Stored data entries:
########################################
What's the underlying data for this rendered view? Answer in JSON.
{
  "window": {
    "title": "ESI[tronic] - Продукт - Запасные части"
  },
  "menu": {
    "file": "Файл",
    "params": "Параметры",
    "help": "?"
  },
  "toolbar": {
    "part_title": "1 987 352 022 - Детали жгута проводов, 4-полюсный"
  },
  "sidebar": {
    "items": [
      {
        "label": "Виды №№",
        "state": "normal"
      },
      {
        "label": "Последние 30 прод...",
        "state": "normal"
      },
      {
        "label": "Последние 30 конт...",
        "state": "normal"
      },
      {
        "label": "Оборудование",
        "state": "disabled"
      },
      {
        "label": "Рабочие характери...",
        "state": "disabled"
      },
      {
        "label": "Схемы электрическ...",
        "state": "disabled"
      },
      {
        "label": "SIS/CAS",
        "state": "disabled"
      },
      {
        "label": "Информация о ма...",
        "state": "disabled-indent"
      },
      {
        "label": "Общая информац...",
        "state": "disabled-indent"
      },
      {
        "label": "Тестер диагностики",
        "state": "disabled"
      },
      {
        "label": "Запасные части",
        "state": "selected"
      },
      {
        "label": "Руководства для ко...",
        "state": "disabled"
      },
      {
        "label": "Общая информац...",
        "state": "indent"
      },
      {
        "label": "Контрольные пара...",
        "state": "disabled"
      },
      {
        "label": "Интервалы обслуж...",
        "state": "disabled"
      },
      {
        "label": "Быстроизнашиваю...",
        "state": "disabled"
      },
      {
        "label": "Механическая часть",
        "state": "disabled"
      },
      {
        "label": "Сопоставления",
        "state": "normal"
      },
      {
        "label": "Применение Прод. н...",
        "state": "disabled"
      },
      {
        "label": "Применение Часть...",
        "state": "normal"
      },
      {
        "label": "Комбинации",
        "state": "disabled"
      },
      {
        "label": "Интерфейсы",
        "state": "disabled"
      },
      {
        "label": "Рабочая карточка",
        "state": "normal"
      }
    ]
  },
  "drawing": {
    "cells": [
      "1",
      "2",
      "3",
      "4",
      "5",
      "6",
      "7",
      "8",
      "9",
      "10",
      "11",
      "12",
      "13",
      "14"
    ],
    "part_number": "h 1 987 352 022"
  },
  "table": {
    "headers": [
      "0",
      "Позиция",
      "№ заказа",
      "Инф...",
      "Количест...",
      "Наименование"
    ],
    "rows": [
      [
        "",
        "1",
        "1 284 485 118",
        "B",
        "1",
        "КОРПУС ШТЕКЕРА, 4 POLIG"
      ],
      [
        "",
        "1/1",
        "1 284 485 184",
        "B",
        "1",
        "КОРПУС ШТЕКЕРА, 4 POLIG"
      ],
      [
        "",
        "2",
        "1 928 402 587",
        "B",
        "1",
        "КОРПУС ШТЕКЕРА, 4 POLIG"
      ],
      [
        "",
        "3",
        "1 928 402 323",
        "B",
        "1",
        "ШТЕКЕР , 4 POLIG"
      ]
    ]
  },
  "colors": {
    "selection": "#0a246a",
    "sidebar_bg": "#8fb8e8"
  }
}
########################################
● **EXERCISE REQUIREMENTS**
Using the records above, copy each line that contains "Последние".

● **RESPONSE BELOW**
        "label": "Последние 30 прод...",
        "label": "Последние 30 конт...",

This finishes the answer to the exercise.